*REQUEST*
Within the records that follow, find every line containing the string "вправе". Copy those lines.

*RAW RECORDS*
»»
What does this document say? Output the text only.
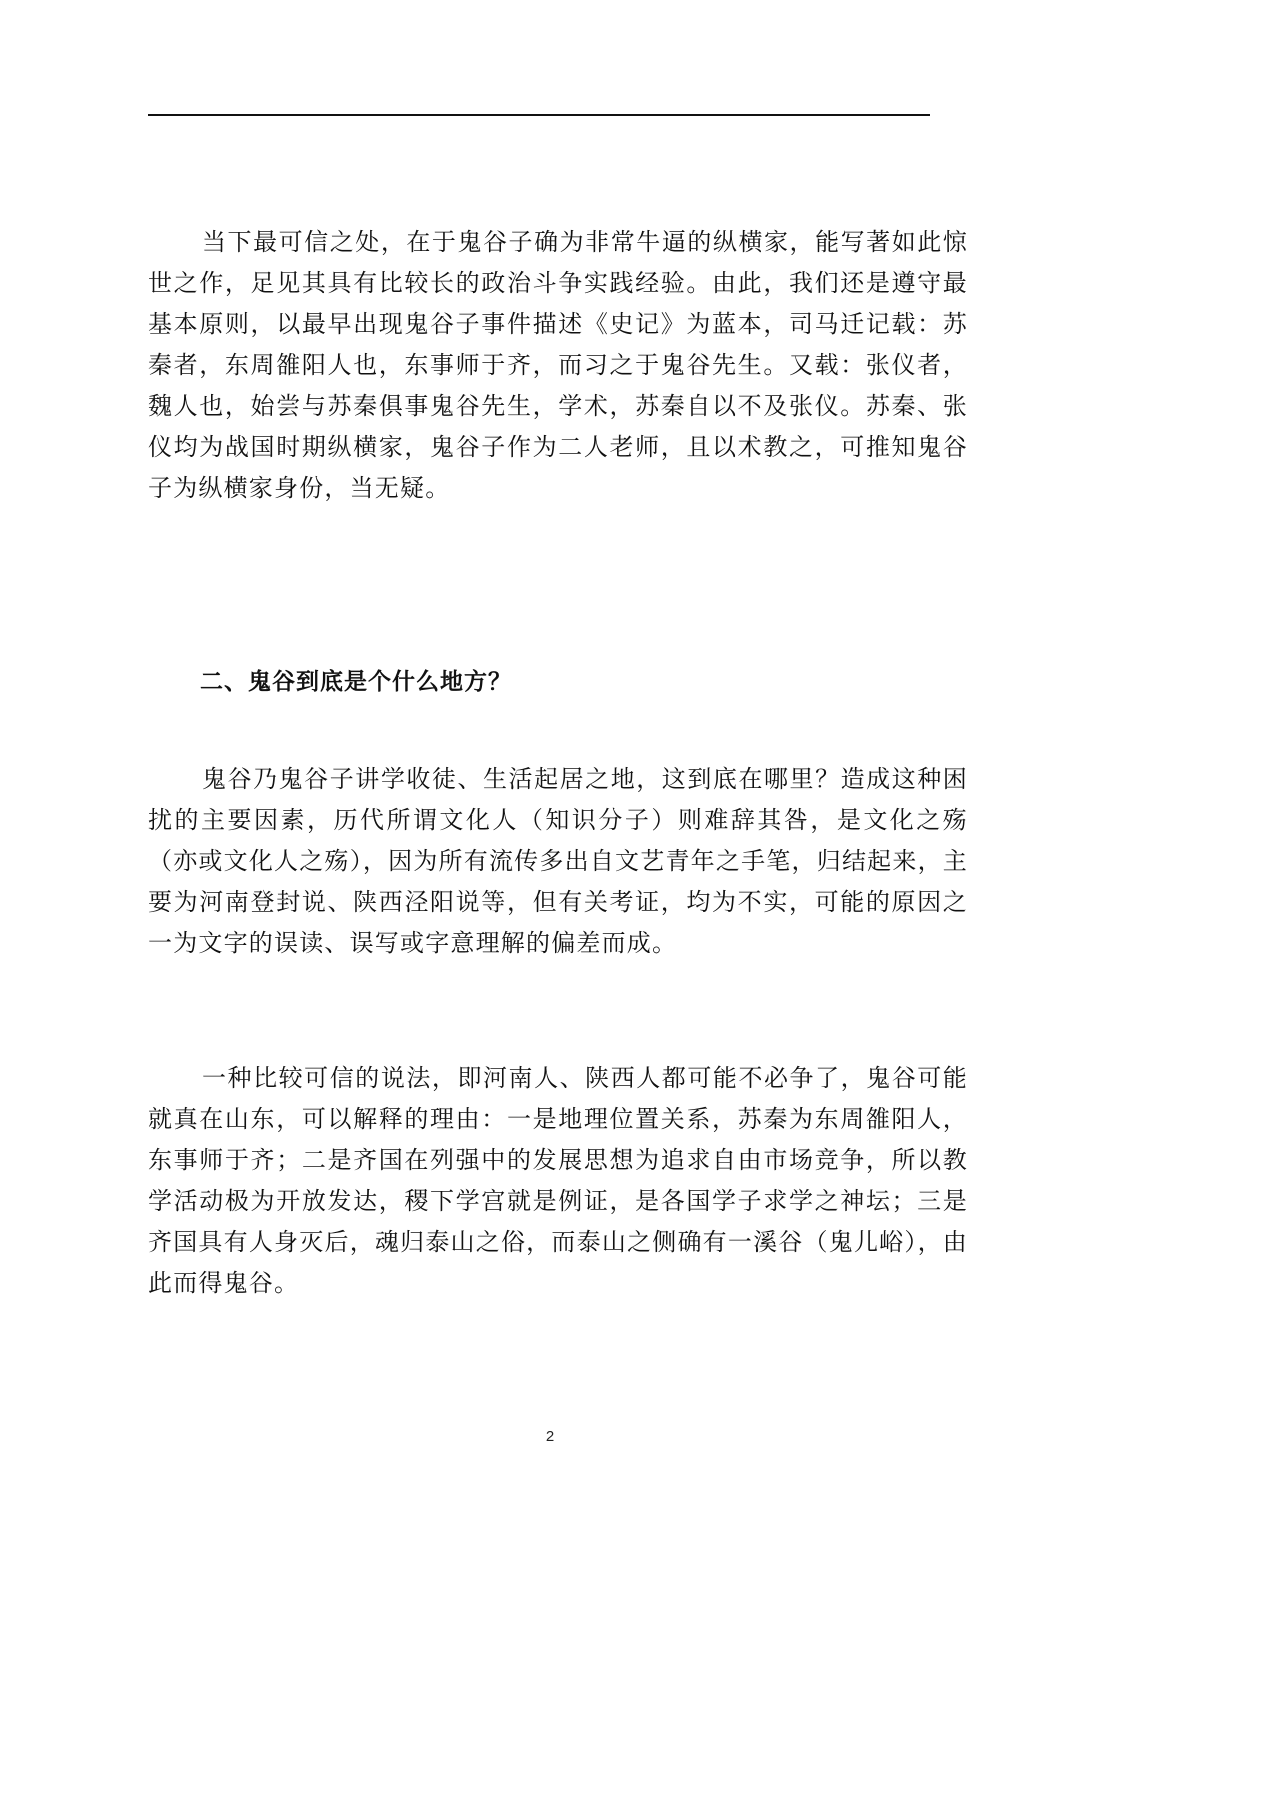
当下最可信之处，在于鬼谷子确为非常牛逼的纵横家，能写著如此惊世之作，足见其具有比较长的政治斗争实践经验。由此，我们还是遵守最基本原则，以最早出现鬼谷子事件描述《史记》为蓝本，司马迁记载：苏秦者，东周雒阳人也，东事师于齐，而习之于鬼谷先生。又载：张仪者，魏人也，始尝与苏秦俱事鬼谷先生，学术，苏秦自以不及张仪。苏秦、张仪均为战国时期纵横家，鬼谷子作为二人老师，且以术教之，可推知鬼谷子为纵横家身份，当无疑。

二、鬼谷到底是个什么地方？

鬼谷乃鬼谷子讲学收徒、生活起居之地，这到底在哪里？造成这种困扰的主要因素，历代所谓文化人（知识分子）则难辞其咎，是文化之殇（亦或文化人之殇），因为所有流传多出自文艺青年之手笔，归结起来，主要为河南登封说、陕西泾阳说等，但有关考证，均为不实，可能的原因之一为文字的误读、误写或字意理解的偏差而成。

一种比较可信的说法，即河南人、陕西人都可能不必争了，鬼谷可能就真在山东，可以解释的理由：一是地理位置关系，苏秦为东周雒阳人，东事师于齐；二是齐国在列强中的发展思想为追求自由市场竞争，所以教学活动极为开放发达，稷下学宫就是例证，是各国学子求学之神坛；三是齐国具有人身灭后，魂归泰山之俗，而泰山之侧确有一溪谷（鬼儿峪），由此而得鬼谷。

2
««
»»
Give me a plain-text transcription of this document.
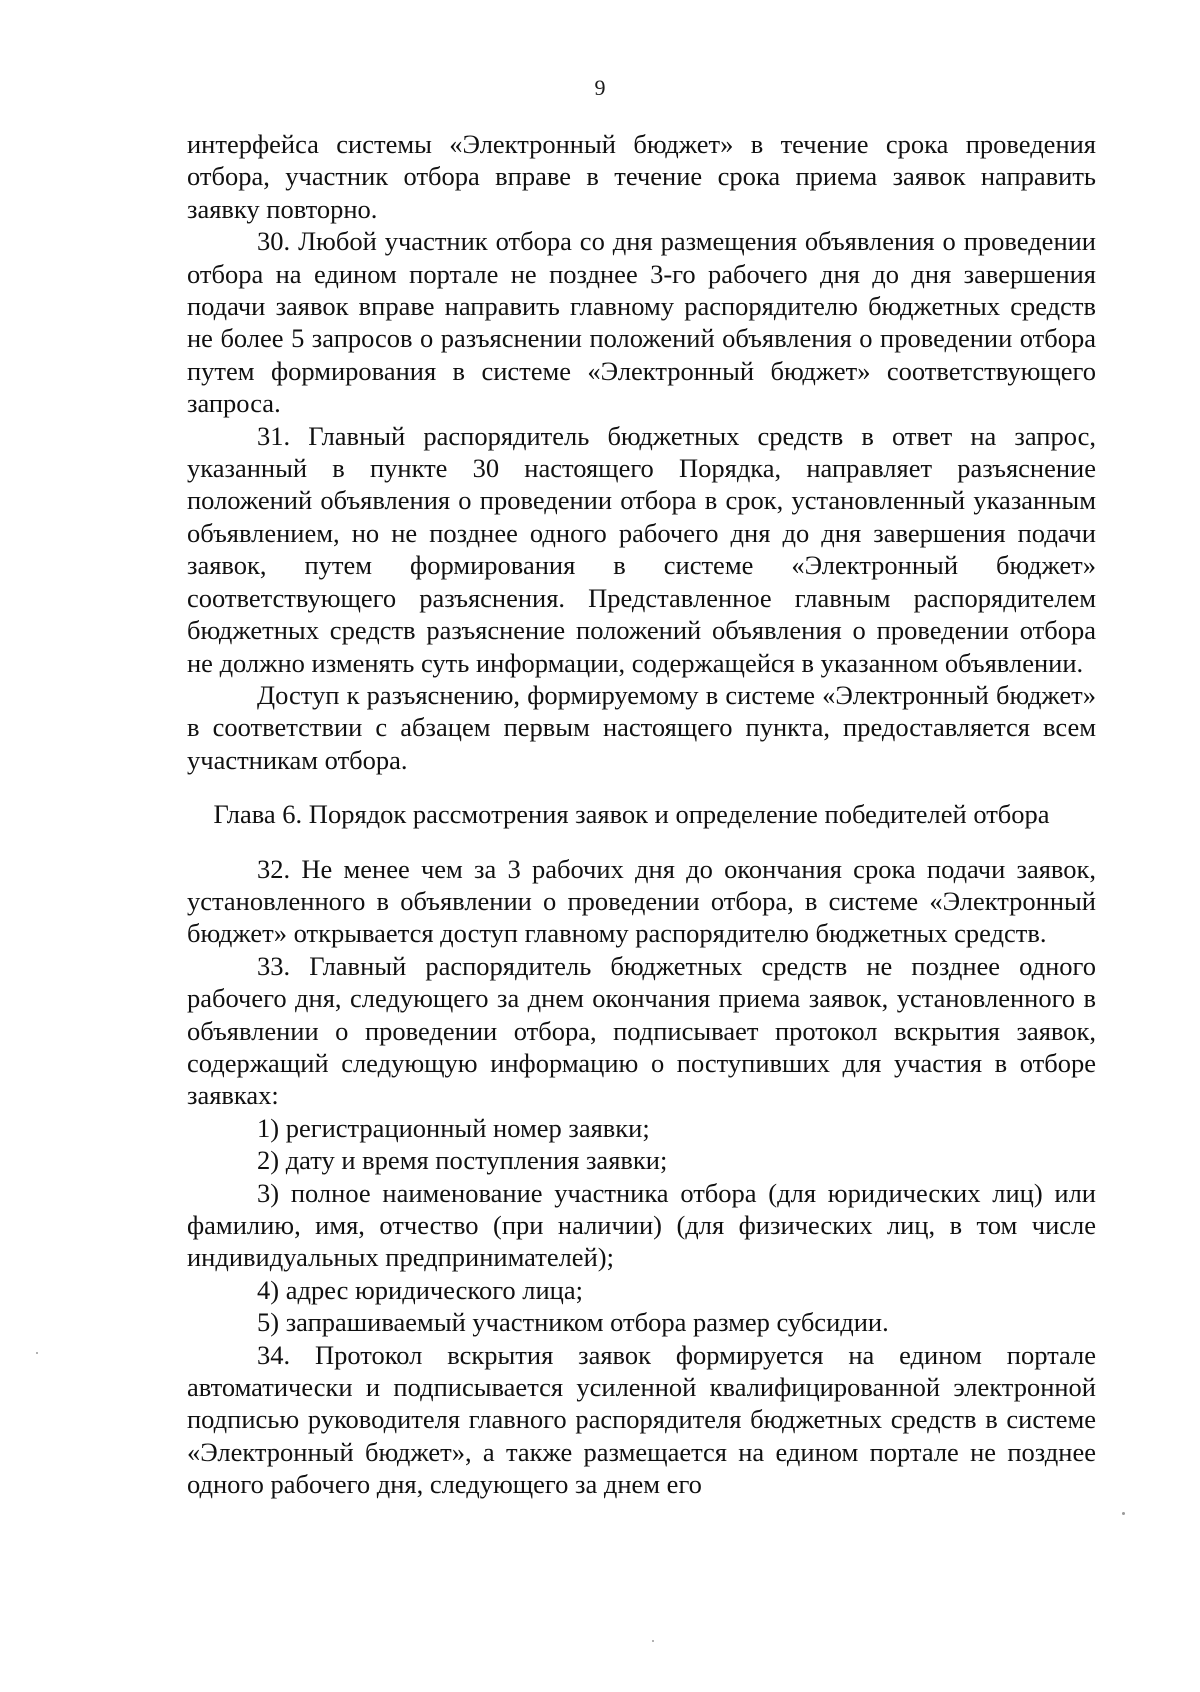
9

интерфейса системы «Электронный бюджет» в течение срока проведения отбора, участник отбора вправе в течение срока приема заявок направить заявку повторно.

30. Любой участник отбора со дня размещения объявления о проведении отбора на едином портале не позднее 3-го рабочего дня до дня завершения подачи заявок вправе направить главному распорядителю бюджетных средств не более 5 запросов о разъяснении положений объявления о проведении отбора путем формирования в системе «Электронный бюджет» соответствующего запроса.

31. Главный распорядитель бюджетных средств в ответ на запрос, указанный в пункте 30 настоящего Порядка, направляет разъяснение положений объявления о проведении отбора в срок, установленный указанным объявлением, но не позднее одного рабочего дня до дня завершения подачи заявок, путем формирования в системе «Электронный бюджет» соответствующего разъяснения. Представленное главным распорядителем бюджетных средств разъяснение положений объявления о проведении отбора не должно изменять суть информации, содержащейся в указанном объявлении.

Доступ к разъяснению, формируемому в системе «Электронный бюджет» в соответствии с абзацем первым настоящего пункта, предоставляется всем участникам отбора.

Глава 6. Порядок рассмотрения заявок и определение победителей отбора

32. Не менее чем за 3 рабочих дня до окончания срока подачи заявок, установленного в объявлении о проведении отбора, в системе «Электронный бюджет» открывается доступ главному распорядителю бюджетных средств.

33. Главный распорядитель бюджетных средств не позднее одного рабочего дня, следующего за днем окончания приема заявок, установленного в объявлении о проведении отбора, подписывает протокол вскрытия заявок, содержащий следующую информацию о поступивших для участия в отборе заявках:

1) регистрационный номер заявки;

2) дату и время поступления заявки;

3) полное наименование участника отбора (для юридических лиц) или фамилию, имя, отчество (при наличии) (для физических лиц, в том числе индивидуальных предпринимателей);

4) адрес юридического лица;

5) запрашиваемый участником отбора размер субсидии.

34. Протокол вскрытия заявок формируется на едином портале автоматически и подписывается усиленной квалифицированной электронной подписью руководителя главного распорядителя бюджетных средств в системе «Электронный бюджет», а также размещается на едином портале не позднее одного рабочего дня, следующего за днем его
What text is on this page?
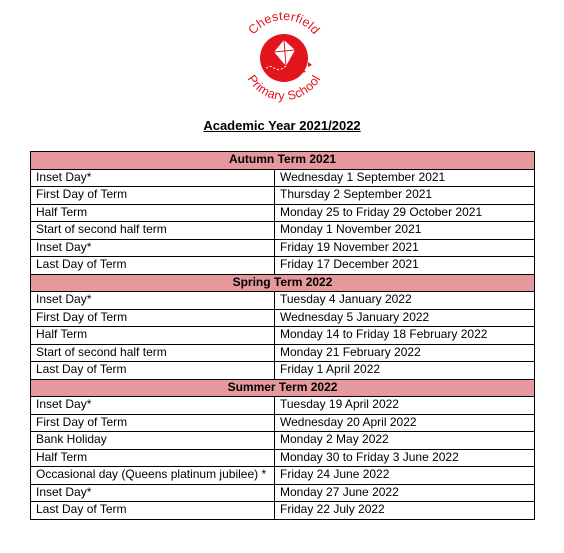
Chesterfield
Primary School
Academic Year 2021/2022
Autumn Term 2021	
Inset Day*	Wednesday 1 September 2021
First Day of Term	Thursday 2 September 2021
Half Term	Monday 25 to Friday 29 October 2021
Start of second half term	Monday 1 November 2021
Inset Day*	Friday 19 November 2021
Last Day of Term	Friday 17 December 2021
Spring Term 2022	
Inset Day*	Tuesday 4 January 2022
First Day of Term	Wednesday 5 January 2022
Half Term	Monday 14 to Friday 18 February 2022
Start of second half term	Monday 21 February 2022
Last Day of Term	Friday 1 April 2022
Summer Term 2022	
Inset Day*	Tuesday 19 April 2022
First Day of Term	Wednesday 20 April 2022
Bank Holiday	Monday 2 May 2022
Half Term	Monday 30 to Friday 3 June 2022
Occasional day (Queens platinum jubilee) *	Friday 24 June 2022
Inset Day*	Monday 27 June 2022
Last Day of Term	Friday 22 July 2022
««
*TASK RESULT*
интерфейса системы «Электронный бюджет» в течение срока проведения отбора, участник отбора вправе в течение срока приема заявок направить заявку повторно.
30. Любой участник отбора со дня размещения объявления о проведении отбора на едином портале не позднее 3-го рабочего дня до дня завершения подачи заявок вправе направить главному распорядителю бюджетных средств не более 5 запросов о разъяснении положений объявления о проведении отбора путем формирования в системе «Электронный бюджет» соответствующего запроса.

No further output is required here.